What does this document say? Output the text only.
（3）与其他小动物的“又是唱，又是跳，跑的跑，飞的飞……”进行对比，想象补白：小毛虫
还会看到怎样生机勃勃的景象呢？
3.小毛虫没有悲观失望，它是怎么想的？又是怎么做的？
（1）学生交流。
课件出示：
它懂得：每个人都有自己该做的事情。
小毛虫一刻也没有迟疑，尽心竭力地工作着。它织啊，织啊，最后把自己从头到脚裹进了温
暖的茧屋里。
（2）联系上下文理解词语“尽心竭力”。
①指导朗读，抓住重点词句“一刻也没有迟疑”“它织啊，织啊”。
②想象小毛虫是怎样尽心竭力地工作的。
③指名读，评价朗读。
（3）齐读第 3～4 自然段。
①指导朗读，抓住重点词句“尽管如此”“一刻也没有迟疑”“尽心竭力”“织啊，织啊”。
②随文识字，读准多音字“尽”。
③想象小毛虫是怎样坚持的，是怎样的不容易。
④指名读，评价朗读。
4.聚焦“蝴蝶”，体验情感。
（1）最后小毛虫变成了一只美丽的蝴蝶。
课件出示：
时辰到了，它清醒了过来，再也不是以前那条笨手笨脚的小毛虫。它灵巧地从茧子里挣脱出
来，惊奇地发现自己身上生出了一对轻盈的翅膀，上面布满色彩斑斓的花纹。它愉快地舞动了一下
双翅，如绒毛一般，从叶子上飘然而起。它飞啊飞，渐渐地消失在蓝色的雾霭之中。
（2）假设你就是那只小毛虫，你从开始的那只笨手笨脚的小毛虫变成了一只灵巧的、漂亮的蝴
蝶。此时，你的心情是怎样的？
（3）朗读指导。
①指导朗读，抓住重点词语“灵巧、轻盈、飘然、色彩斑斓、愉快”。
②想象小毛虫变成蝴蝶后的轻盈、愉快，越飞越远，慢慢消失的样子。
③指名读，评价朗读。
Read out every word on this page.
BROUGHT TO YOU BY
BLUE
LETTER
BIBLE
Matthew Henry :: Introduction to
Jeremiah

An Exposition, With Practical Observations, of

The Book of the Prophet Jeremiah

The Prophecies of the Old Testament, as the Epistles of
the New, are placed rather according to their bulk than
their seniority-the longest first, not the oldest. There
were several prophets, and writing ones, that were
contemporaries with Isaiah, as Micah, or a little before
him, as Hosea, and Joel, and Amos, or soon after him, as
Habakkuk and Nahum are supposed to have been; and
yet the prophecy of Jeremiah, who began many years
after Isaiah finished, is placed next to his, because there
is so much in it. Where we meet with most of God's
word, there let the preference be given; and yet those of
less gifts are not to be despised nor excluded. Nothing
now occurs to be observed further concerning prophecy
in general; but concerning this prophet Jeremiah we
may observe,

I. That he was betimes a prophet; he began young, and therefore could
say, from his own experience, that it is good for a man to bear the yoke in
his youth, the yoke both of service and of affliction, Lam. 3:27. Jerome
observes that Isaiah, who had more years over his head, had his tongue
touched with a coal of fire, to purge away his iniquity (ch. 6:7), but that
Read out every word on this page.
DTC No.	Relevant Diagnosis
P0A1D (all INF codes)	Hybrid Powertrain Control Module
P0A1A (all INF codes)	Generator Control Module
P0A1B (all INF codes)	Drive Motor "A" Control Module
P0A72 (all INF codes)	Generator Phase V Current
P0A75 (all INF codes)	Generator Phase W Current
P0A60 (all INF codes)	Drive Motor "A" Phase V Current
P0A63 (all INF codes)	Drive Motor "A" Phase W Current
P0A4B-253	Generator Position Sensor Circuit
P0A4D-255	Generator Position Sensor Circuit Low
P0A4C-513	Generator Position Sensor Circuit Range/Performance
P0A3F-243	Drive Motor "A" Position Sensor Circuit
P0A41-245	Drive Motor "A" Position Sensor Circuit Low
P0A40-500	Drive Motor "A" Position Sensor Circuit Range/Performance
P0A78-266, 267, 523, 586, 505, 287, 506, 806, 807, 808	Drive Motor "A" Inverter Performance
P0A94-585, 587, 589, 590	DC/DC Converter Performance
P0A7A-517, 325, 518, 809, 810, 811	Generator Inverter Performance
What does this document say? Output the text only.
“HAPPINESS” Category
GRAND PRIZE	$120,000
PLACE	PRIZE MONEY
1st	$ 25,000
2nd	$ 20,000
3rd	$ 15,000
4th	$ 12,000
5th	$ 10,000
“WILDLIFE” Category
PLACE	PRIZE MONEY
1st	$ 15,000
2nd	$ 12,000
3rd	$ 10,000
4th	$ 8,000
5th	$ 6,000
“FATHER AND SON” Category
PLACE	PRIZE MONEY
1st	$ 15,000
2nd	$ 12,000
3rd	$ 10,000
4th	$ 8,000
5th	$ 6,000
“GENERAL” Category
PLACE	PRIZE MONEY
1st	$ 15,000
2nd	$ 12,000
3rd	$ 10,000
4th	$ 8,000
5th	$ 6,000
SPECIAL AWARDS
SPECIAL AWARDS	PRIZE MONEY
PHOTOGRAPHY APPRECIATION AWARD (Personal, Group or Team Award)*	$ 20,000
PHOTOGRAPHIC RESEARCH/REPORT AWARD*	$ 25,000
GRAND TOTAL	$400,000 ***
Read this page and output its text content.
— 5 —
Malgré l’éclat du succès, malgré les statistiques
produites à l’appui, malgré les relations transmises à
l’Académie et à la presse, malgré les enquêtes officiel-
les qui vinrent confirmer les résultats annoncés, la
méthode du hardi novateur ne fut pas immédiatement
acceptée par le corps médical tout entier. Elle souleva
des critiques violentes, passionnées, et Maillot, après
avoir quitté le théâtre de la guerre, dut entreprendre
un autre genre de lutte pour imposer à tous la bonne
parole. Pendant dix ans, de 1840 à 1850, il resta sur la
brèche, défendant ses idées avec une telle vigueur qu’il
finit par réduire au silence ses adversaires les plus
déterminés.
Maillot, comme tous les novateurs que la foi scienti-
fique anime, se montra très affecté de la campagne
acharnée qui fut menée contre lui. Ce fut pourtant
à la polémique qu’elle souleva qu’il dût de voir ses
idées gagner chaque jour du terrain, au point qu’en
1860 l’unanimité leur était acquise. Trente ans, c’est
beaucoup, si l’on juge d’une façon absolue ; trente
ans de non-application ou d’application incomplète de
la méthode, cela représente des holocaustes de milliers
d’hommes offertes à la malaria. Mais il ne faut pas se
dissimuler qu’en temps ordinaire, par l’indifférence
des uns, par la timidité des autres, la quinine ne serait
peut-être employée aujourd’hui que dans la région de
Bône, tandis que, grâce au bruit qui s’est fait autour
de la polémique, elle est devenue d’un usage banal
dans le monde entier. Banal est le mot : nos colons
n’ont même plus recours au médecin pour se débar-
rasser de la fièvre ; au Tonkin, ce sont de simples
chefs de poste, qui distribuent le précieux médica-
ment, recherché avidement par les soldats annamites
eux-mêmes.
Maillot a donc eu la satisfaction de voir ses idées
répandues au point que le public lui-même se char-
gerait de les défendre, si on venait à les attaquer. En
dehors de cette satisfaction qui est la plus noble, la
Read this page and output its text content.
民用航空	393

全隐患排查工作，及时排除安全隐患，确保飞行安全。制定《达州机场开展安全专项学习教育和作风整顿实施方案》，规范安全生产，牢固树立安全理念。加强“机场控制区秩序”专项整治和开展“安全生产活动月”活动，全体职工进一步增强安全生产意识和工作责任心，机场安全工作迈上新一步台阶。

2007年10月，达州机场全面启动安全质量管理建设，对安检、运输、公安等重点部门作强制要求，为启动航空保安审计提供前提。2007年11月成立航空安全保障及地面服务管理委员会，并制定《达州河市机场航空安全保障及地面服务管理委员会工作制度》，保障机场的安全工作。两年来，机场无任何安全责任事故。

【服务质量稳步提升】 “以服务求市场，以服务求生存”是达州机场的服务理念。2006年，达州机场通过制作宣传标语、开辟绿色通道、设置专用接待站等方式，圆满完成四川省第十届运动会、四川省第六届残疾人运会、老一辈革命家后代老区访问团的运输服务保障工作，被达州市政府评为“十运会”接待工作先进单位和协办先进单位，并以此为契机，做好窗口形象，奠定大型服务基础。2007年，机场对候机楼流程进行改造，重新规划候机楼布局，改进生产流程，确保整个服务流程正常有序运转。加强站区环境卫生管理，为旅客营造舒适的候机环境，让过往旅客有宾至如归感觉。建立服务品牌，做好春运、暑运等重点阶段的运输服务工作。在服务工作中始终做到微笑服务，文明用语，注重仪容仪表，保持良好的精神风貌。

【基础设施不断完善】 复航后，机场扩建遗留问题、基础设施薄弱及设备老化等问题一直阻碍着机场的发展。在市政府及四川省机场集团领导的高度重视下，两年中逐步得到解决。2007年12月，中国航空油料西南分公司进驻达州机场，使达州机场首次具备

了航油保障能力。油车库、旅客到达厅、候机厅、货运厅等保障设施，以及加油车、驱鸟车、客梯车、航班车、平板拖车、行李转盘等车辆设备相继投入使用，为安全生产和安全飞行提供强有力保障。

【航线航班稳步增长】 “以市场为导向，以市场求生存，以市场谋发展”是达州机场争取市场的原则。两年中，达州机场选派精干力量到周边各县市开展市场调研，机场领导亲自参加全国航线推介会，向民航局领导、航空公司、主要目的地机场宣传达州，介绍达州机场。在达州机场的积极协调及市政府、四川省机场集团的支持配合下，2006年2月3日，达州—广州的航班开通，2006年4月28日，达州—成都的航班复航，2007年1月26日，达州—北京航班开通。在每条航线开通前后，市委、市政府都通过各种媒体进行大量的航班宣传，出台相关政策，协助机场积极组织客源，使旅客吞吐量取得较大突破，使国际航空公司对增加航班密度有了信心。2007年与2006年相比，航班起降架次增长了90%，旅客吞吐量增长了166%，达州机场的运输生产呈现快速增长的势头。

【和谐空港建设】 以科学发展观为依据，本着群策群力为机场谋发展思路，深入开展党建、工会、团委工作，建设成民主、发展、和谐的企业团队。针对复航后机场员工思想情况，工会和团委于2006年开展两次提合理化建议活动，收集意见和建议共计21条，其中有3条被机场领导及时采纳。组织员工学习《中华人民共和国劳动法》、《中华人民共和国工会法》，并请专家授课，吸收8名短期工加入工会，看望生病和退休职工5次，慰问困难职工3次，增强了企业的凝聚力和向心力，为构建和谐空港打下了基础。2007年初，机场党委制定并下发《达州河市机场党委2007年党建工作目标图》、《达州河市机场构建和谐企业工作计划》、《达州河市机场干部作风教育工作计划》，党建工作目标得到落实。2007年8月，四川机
#####
State only the count of lines above that hold the string "years".

__Complete answer__. 2